■ **PROBLEMS**
1. In the dream text, what injury does the young round-faced woman at the picnic table have?
2. Reproduce the passage of the dream text starting with "The Dream: I" and going on through "to the house.".

Carla's thoughts: The gym is a venue for activities that require practice: I am working to perfect a skill. The tables (Has something been tabled, i.e., stifled?) have aspects of a barrier: they are set up in rows, and I would have a difficult time getting around them. Yet the tables can be folded, which hints that the barrier they represent contains its own solution. In order to understand the significance of my friend M, the one I'm eager to be near, I have to think about her qualities so I can figure out what part of me she stands for in my dream. Since I want to be close to her, these are the qualities I want to encourage in myself. I join this friend by going under the table. Is there something shady about my action, for example, as in the expression “doing business under the table” to avoid paying tax? Does my under-the-table dive reflect my desire to take short-cuts in order to avoid the taxing effort that attaining my skills in the gymnasium requires? When I take my place on M's right I signal my willingness to allow this issue to come to the conscious level. 

Yard sales are generally held to get rid of items that are no longer useful. In my dream I've put these things into an organized framework where I can take a look at them. Shoes (walk a mile in my shoes) can represent my situation, and handbags, the holders of credit cards and I.D.'s, are closely linked to my sense of identity. I have tabled aspects of myself, and, as I contemplate my own complexity there's a free-for-all as I reclaim the parts I want to keep. I reach to the right, bringing a new realization to consciousness. I'm not used to it yet, so it seems strange at first. I see a globe and the people on it. There is an artificiality about this world. It's cardboard (not too substantial) or plastic (phony?) and the people are not truly a part of it; they are only attached with velcro. They aren't completely fleshed out: they lack color, and they are rendered in an old-fashioned style. This world and the people in it represent a part of my life that I have outgrown.

The largest piece to claim my attention is a woman. I haven't been willing to acknowledge her previously. (She's a wood block print.) The new woman that I am has emerged from the small out-dated world I once inhabited. I have grown, I now understand the “game.” I am pleased with my new ability to decipher the rules. I'm no longer going under the table to avoid paying what I should. I cross the gymnasium (the place where I've acquired my skill), and I accept responsibility for the new woman I am. (I'm willing to pay for it.)

Sunday, March 25, 2012

Original


The Dream: I go outside from a house where I used to live onto a deck with several picnic tables off to the right side. They are populated with sightseers. I am looking for a place to sit and do a drawing. Finally I find an empty place at a table where several other people are sitting. A young round-faced woman sits across from me. She has a black eye (her right eye). She asks what I’m drawing, and I tell her it is a dream drawing. “Oh,” she says, “why don’t you do something original?”
I am surprised. “These are original!” I say.  
I leave the deck, noticing a low utilitarian gate opening onto the driveway that goes to the house.

■ **LISTED ENTRIES**
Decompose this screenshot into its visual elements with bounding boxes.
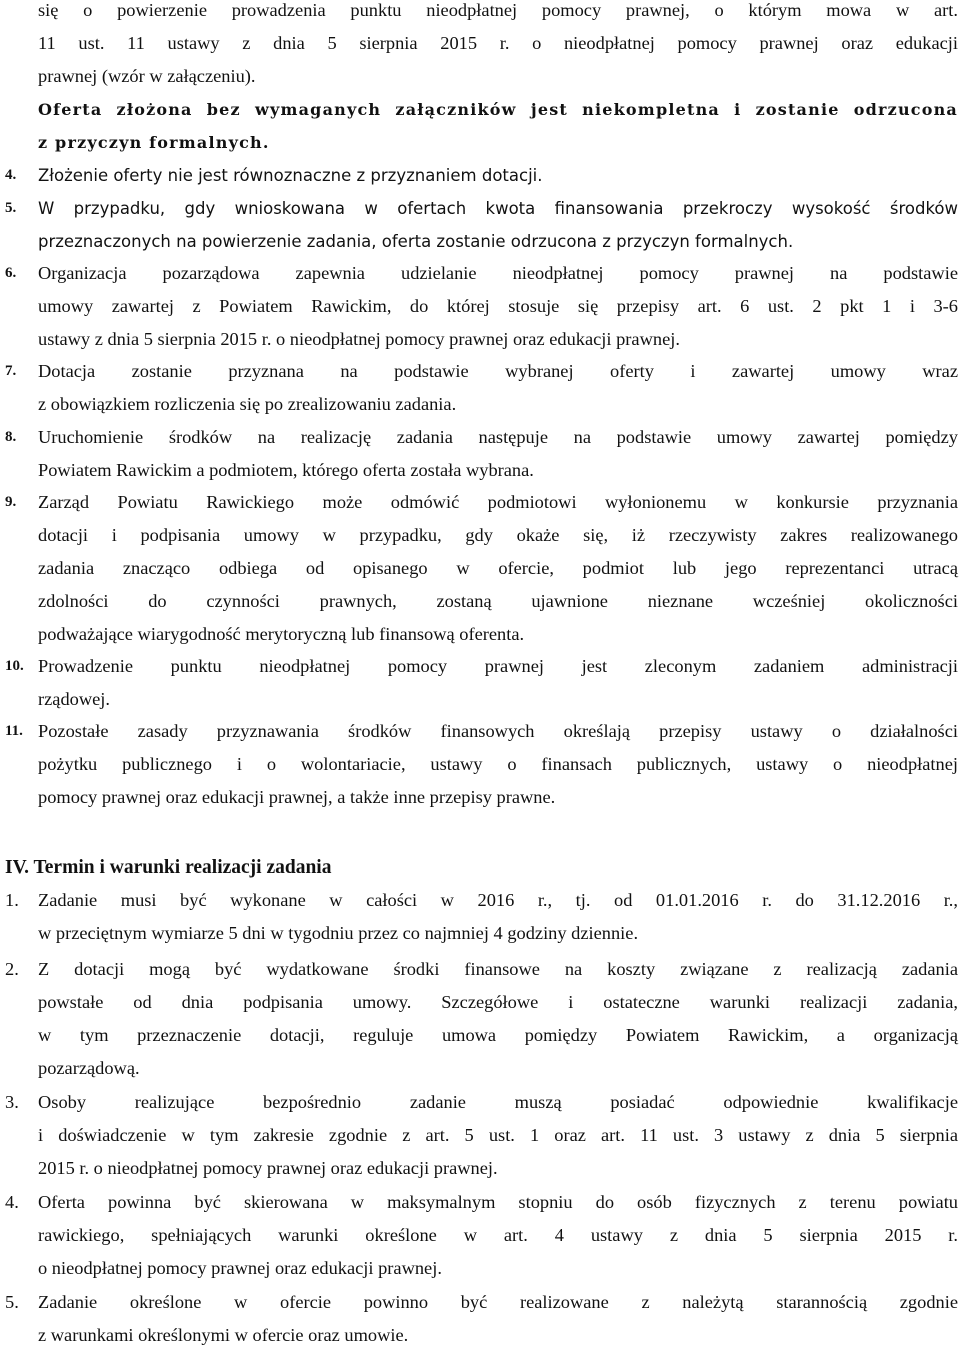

* * *

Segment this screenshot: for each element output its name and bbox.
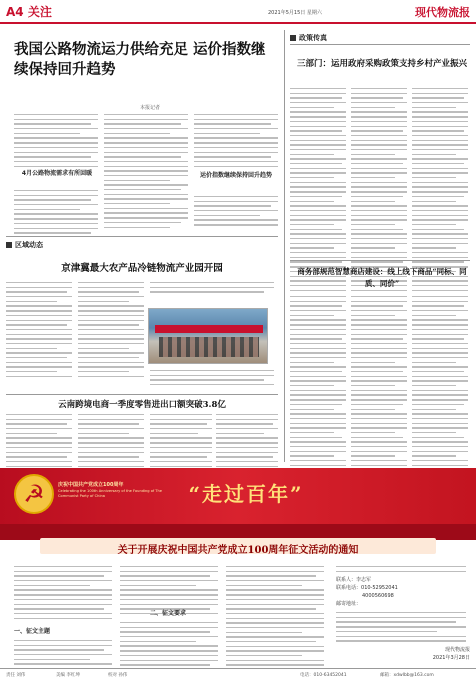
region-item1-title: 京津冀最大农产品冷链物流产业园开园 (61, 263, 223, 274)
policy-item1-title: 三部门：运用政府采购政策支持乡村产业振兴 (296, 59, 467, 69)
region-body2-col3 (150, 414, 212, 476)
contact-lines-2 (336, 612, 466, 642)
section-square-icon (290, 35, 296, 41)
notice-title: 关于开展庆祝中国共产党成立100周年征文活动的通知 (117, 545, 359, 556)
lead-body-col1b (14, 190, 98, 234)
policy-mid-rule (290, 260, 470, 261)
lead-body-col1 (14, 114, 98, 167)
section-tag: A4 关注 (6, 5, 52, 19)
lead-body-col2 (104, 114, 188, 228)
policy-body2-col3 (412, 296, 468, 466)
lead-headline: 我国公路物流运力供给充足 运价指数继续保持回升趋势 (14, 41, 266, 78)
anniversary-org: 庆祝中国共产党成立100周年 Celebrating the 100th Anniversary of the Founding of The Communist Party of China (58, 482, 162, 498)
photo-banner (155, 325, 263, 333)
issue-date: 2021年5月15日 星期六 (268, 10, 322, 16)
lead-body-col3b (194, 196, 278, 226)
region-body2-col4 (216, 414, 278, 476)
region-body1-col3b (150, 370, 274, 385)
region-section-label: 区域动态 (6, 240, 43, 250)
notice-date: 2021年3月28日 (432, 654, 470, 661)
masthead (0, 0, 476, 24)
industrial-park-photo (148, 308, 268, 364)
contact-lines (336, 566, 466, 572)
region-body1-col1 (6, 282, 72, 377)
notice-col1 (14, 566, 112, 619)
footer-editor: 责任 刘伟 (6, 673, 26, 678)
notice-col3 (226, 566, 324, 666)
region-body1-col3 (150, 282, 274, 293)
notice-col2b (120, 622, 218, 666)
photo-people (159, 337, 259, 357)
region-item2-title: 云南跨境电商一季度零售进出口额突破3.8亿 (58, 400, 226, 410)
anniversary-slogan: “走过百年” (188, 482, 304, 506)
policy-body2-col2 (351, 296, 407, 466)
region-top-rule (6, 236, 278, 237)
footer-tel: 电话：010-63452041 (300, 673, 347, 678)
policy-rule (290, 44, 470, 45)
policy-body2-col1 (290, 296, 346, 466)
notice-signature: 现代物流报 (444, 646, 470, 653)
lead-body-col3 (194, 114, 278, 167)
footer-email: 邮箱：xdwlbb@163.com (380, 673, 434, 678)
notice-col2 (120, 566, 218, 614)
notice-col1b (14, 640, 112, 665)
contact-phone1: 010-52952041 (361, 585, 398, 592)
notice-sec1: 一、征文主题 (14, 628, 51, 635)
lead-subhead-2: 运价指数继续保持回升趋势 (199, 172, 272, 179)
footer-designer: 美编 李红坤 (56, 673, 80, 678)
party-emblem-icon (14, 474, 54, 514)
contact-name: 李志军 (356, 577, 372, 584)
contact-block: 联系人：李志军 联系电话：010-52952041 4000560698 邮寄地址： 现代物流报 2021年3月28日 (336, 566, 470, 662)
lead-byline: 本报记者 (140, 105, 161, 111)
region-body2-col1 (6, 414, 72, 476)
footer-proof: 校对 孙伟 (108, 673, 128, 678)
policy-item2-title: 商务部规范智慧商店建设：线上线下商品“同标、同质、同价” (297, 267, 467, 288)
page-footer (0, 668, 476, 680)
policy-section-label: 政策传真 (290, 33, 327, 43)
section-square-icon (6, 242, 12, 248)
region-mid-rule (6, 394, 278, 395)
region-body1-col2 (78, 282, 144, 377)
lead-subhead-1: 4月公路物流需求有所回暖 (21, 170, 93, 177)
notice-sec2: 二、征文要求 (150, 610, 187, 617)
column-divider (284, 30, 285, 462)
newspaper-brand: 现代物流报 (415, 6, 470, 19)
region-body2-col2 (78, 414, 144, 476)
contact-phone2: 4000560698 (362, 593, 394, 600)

■ **WRITTEN RESPONSES**
1. She has a black eye, her right eye.

2.
The Dream: I go outside from a house where I used to live onto a deck with several picnic tables off to the right side. They are populated with sightseers. I am looking for a place to sit and do a drawing. Finally I find an empty place at a table where several other people are sitting. A young round-faced woman sits across from me. She has a black eye (her right eye). She asks what I’m drawing, and I tell her it is a dream drawing. “Oh,” she says, “why don’t you do something original?”
I am surprised. “These are original!” I say.  
I leave the deck, noticing a low utilitarian gate opening onto the driveway that goes to the house.